THE PROBLEM
Do not carry the pictures over; copy every other part of the entries exactly.

RECORDS SHOWN

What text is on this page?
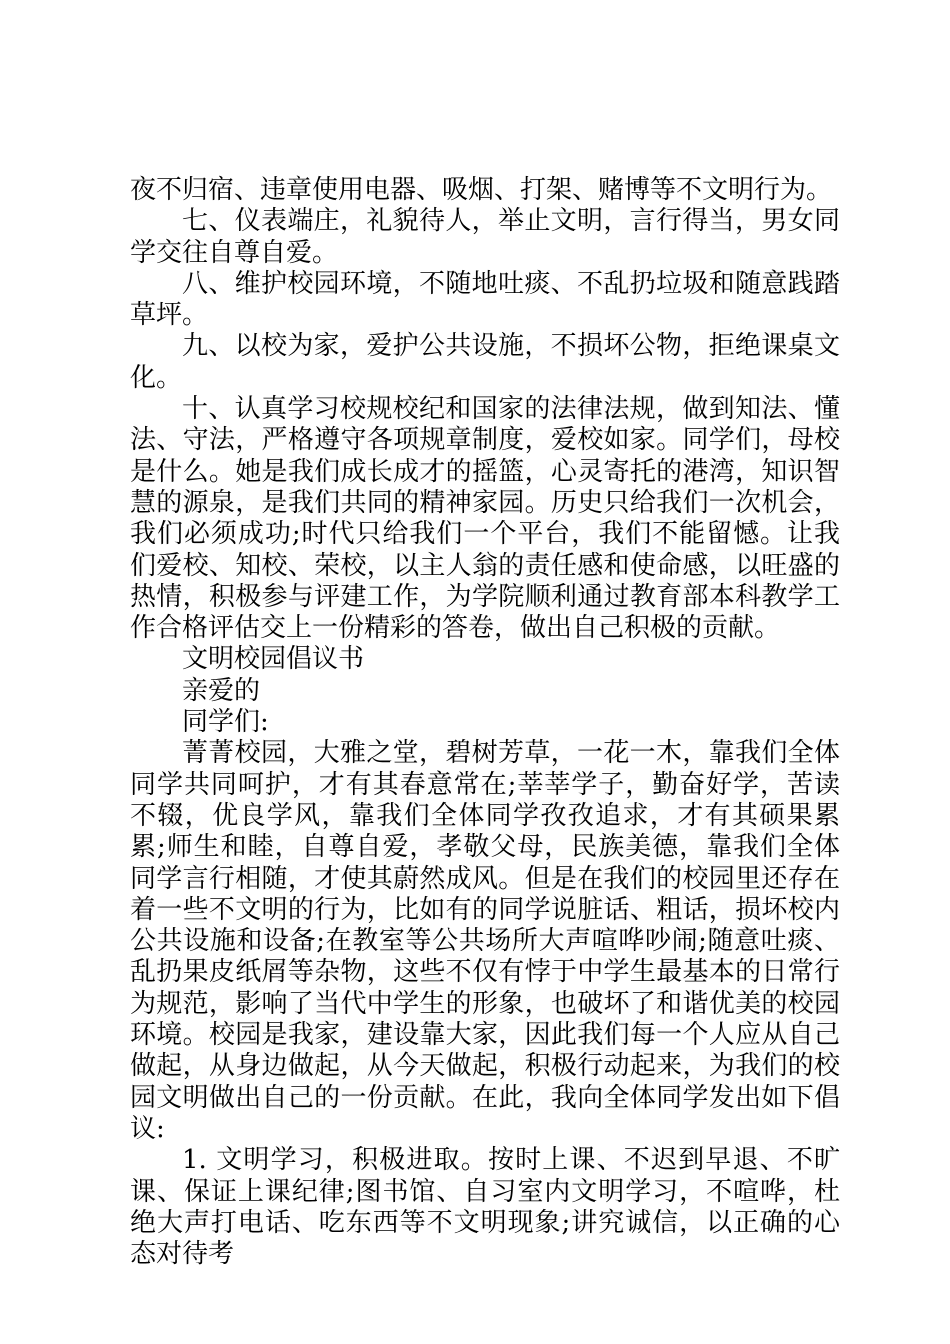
夜不归宿、违章使用电器、吸烟、打架、赌博等不文明行为。

七、仪表端庄，礼貌待人，举止文明，言行得当，男女同学交往自尊自爱。

八、维护校园环境，不随地吐痰、不乱扔垃圾和随意践踏草坪。

九、以校为家，爱护公共设施，不损坏公物，拒绝课桌文化。

十、认真学习校规校纪和国家的法律法规，做到知法、懂法、守法，严格遵守各项规章制度，爱校如家。同学们，母校是什么。她是我们成长成才的摇篮，心灵寄托的港湾，知识智慧的源泉，是我们共同的精神家园。历史只给我们一次机会，我们必须成功;时代只给我们一个平台，我们不能留憾。让我们爱校、知校、荣校，以主人翁的责任感和使命感，以旺盛的热情，积极参与评建工作，为学院顺利通过教育部本科教学工作合格评估交上一份精彩的答卷，做出自己积极的贡献。

文明校园倡议书

亲爱的

同学们:

菁菁校园，大雅之堂，碧树芳草，一花一木，靠我们全体同学共同呵护，才有其春意常在;莘莘学子，勤奋好学，苦读不辍，优良学风，靠我们全体同学孜孜追求，才有其硕果累累;师生和睦，自尊自爱，孝敬父母，民族美德，靠我们全体同学言行相随，才使其蔚然成风。但是在我们的校园里还存在着一些不文明的行为，比如有的同学说脏话、粗话，损坏校内公共设施和设备;在教室等公共场所大声喧哗吵闹;随意吐痰、乱扔果皮纸屑等杂物，这些不仅有悖于中学生最基本的日常行为规范，影响了当代中学生的形象，也破坏了和谐优美的校园环境。校园是我家，建设靠大家，因此我们每一个人应从自己做起，从身边做起，从今天做起，积极行动起来，为我们的校园文明做出自己的一份贡献。在此，我向全体同学发出如下倡议:

1. 文明学习，积极进取。按时上课、不迟到早退、不旷课、保证上课纪律;图书馆、自习室内文明学习，不喧哗，杜绝大声打电话、吃东西等不文明现象;讲究诚信，以正确的心态对待考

RESPONSE BELOW
What text is on this page?
夜不归宿、违章使用电器、吸烟、打架、赌博等不文明行为。

七、仪表端庄，礼貌待人，举止文明，言行得当，男女同学交往自尊自爱。

八、维护校园环境，不随地吐痰、不乱扔垃圾和随意践踏草坪。

九、以校为家，爱护公共设施，不损坏公物，拒绝课桌文化。

十、认真学习校规校纪和国家的法律法规，做到知法、懂法、守法，严格遵守各项规章制度，爱校如家。同学们，母校是什么。她是我们成长成才的摇篮，心灵寄托的港湾，知识智慧的源泉，是我们共同的精神家园。历史只给我们一次机会，我们必须成功;时代只给我们一个平台，我们不能留憾。让我们爱校、知校、荣校，以主人翁的责任感和使命感，以旺盛的热情，积极参与评建工作，为学院顺利通过教育部本科教学工作合格评估交上一份精彩的答卷，做出自己积极的贡献。

文明校园倡议书

亲爱的

同学们:

菁菁校园，大雅之堂，碧树芳草，一花一木，靠我们全体同学共同呵护，才有其春意常在;莘莘学子，勤奋好学，苦读不辍，优良学风，靠我们全体同学孜孜追求，才有其硕果累累;师生和睦，自尊自爱，孝敬父母，民族美德，靠我们全体同学言行相随，才使其蔚然成风。但是在我们的校园里还存在着一些不文明的行为，比如有的同学说脏话、粗话，损坏校内公共设施和设备;在教室等公共场所大声喧哗吵闹;随意吐痰、乱扔果皮纸屑等杂物，这些不仅有悖于中学生最基本的日常行为规范，影响了当代中学生的形象，也破坏了和谐优美的校园环境。校园是我家，建设靠大家，因此我们每一个人应从自己做起，从身边做起，从今天做起，积极行动起来，为我们的校园文明做出自己的一份贡献。在此，我向全体同学发出如下倡议:

1. 文明学习，积极进取。按时上课、不迟到早退、不旷课、保证上课纪律;图书馆、自习室内文明学习，不喧哗，杜绝大声打电话、吃东西等不文明现象;讲究诚信，以正确的心态对待考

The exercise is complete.